TASK STATEMENT — Search the data for the word "nmon" and copy every line that contains it.

* Begin EXERCISE INPUTS *

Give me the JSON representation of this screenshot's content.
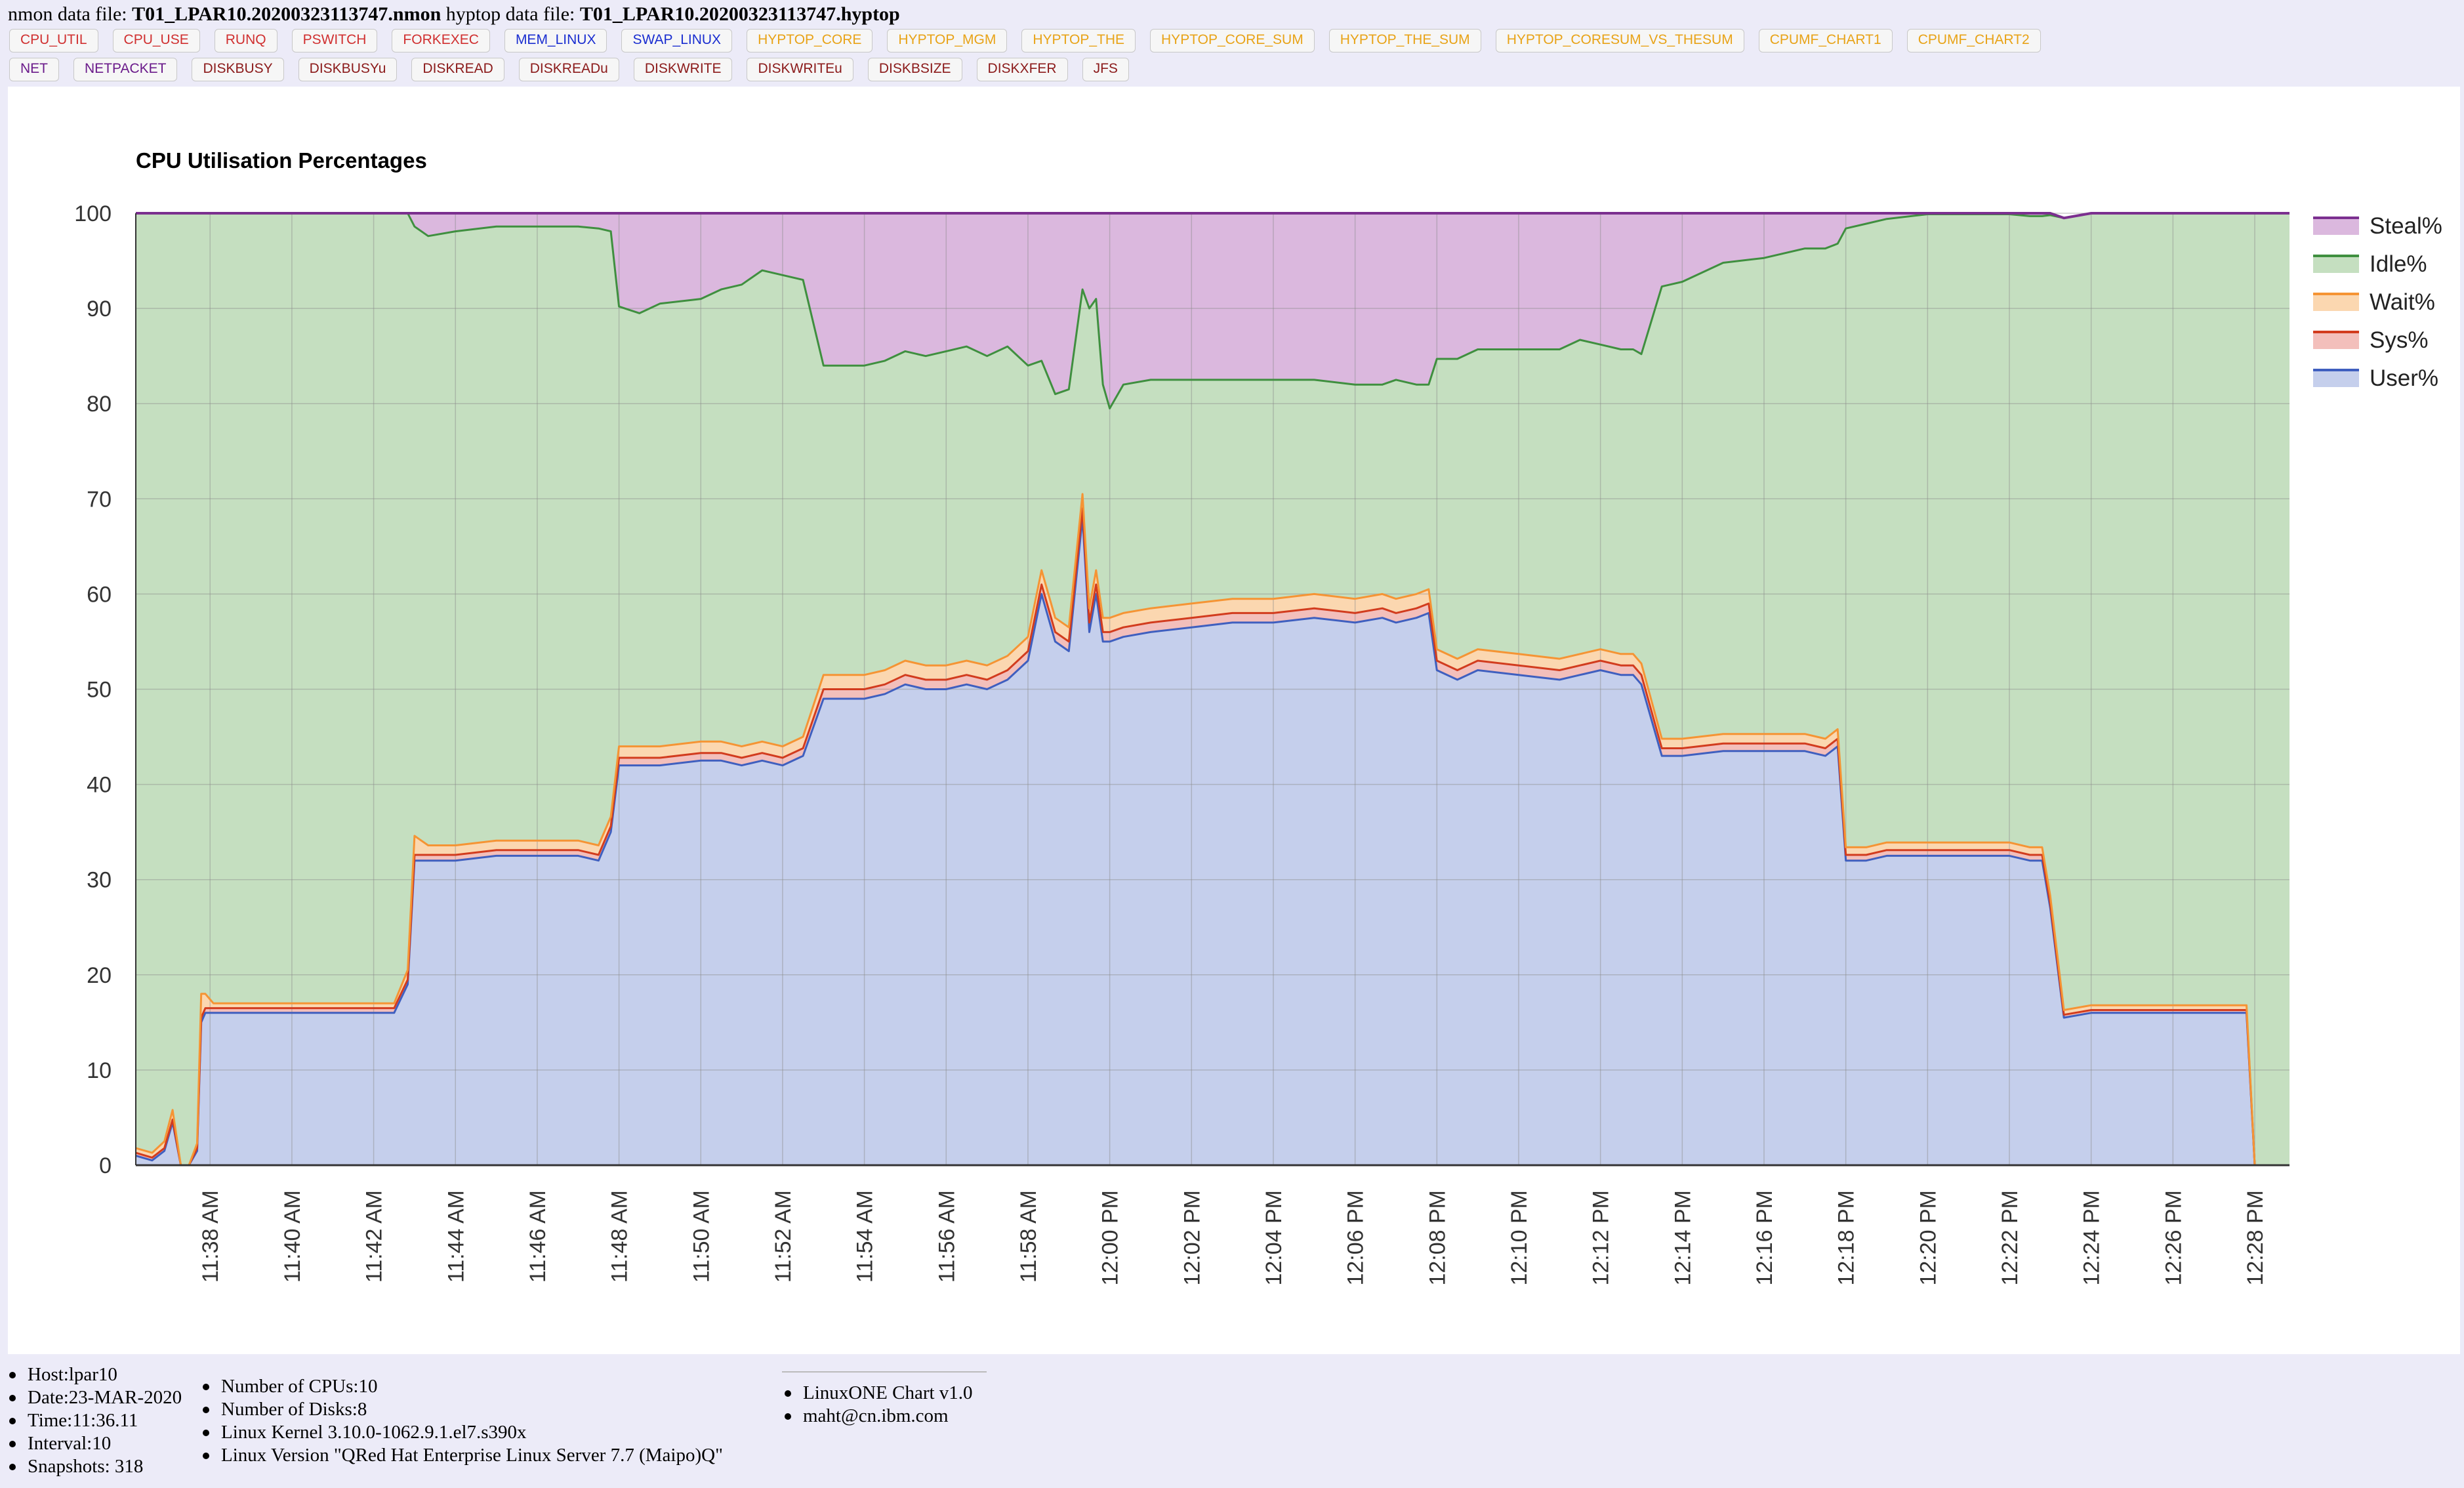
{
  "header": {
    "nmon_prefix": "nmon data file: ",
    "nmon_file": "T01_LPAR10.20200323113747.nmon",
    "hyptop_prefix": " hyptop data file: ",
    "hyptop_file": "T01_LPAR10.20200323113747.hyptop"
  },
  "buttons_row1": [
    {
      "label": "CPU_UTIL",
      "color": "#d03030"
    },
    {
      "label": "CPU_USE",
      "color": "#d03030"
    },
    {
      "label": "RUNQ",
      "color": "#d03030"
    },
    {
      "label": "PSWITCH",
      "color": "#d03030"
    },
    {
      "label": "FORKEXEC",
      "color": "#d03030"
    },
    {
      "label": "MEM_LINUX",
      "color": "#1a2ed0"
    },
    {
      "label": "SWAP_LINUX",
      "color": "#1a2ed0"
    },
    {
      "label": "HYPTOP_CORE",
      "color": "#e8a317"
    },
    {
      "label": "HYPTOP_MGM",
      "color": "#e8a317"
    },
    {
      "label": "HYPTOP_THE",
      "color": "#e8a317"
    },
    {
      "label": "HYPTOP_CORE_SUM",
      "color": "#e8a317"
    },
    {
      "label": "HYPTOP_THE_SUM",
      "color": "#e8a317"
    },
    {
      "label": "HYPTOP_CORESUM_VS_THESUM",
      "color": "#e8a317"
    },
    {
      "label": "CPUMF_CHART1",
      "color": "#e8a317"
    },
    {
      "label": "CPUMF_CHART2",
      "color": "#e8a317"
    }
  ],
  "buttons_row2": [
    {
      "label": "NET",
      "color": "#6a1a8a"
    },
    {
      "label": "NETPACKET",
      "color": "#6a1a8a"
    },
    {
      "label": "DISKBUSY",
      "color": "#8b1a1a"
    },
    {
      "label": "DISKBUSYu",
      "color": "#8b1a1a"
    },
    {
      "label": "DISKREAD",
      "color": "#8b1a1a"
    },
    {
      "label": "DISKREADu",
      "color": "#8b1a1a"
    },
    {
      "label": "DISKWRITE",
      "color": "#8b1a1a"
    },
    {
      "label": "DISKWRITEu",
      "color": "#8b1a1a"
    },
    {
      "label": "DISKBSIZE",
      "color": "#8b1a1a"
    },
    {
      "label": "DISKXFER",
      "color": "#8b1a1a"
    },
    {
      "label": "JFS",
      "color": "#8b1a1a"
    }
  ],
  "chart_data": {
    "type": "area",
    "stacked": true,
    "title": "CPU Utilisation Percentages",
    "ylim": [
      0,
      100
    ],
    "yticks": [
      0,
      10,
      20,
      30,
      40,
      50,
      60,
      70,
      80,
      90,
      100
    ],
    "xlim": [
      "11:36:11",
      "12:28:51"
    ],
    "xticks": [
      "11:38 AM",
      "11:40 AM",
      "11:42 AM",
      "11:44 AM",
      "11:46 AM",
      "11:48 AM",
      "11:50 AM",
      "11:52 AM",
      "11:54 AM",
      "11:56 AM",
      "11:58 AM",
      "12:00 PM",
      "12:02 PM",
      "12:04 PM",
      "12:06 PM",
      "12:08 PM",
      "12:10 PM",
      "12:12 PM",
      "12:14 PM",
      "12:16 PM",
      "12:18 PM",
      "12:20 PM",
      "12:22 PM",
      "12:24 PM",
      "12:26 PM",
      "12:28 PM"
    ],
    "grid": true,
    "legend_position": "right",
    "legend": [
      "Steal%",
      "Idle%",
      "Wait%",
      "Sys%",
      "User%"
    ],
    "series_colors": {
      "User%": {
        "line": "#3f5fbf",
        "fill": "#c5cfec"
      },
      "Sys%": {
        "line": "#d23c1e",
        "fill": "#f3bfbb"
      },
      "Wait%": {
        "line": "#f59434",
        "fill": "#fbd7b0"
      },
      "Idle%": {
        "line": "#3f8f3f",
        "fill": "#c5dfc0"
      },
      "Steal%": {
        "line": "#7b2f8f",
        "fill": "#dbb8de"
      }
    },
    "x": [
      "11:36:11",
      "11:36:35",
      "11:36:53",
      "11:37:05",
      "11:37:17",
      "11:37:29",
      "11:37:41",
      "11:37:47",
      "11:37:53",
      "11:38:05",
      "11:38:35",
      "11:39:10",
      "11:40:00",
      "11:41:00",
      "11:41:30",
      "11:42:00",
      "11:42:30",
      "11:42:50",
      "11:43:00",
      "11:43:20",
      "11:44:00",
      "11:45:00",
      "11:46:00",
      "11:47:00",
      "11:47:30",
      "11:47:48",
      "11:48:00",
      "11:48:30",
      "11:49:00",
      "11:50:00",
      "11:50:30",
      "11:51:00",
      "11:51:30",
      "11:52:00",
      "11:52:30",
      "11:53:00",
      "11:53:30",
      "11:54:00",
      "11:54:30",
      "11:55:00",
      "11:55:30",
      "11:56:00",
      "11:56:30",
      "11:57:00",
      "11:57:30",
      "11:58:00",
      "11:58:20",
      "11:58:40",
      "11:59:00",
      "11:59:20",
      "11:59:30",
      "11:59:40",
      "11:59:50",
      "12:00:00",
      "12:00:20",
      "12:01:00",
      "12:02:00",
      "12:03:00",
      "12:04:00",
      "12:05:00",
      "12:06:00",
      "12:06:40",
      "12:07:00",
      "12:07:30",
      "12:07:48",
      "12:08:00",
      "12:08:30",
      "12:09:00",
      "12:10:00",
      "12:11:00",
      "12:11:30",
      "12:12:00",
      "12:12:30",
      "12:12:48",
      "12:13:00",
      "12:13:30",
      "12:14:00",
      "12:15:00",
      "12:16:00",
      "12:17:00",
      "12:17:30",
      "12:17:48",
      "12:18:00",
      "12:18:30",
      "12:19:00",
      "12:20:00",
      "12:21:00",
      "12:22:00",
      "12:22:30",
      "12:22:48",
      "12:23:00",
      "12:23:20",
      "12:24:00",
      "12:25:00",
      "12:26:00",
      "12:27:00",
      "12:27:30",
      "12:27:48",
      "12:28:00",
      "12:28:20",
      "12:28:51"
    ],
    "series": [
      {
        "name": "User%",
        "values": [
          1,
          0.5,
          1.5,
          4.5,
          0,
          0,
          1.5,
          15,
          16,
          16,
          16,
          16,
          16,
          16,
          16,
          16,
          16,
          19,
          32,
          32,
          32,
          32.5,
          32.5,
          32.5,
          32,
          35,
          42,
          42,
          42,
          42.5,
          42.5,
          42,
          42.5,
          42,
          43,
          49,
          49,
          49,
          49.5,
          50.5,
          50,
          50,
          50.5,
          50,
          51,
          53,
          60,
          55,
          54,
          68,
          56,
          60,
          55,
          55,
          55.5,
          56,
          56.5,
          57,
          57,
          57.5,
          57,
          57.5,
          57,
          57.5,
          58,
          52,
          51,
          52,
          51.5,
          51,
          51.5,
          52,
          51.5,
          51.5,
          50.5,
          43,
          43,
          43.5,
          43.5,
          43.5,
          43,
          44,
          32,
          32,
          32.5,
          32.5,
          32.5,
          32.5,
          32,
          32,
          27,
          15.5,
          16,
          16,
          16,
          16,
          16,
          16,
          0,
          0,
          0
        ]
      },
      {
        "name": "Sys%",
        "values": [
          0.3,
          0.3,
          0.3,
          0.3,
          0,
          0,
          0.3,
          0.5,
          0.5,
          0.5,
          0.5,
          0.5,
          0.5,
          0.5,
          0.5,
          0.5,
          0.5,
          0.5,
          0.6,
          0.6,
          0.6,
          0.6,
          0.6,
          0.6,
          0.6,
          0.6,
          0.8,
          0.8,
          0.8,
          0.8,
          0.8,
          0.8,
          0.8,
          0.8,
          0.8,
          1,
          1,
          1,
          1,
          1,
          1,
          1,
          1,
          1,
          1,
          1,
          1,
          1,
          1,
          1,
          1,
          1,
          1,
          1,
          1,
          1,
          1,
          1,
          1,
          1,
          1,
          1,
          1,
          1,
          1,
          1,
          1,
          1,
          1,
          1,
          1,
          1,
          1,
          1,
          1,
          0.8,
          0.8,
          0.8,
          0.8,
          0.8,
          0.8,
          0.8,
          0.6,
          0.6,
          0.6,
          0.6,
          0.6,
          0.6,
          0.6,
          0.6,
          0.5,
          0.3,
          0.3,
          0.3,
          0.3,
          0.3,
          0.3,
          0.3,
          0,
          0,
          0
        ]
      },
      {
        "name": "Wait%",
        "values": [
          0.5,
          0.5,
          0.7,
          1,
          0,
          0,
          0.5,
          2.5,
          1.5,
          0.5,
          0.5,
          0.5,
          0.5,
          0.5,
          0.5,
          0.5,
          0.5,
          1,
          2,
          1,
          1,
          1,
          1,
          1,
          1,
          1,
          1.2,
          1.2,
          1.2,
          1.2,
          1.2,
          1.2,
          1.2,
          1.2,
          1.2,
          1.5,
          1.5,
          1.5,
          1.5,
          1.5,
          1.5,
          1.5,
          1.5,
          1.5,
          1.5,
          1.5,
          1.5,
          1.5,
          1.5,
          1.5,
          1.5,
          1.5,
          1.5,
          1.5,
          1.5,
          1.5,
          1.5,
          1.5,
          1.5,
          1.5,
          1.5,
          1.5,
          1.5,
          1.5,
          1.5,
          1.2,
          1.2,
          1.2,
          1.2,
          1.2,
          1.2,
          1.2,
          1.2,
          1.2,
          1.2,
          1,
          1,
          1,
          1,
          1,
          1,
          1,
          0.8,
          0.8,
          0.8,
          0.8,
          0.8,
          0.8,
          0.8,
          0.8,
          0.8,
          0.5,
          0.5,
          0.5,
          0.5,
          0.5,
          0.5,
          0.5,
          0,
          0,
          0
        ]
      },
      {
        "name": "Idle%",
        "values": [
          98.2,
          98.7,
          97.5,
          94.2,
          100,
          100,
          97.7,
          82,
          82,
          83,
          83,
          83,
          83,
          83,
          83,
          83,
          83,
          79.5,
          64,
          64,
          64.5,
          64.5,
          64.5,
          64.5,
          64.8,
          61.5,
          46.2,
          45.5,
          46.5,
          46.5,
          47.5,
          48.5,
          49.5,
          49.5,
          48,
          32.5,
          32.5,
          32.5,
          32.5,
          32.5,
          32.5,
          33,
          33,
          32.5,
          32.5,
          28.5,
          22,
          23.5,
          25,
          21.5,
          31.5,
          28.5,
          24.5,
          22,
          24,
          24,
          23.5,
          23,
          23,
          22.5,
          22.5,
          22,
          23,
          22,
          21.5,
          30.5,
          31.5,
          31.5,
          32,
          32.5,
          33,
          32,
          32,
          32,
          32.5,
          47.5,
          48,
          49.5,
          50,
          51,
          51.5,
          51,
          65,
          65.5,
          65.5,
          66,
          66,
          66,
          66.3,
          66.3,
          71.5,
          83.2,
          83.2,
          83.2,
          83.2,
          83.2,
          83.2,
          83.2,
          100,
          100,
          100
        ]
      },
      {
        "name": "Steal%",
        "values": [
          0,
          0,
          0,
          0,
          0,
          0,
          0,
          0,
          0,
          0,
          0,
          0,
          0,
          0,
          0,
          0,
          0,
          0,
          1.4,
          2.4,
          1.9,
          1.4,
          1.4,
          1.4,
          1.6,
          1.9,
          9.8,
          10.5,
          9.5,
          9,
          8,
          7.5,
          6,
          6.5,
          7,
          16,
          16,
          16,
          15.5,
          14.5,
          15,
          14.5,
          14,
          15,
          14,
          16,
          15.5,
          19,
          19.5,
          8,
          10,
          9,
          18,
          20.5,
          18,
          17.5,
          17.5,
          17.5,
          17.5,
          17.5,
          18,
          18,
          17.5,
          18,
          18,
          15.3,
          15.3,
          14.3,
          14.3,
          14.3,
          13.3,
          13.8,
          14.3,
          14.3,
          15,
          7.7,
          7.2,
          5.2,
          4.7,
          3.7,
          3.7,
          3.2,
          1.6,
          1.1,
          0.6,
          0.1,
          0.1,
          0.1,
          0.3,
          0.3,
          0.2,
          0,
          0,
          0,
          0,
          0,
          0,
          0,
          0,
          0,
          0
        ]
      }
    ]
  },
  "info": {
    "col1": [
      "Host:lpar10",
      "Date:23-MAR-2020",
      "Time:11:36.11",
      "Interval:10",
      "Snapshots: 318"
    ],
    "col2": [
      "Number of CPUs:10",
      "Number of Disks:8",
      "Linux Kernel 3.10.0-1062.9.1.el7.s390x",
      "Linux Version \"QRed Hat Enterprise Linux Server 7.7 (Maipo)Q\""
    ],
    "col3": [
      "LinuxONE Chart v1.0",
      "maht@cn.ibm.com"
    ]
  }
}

* End EXERCISE INPUTS *
* Begin EXERCISE INPUTS *

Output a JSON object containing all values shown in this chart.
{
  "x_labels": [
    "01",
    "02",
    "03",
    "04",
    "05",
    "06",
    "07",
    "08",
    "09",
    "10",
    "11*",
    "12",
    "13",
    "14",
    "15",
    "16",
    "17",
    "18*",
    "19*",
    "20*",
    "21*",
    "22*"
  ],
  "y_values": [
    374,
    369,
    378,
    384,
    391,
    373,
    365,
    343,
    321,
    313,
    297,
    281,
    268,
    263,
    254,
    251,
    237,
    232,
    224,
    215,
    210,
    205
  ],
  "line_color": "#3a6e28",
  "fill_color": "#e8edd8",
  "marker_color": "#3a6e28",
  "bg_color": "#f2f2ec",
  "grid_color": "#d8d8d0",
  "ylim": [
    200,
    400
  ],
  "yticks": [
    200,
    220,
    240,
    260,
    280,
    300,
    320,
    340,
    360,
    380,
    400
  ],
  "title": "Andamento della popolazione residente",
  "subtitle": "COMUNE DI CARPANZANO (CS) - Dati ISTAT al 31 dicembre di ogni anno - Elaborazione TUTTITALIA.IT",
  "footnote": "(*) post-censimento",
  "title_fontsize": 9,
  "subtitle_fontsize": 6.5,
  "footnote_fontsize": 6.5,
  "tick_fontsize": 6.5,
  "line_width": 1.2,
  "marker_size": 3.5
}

* End EXERCISE INPUTS *

OUTPUT BELOW —
    "nmon_prefix": "nmon data file: ",
    "nmon_file": "T01_LPAR10.20200323113747.nmon",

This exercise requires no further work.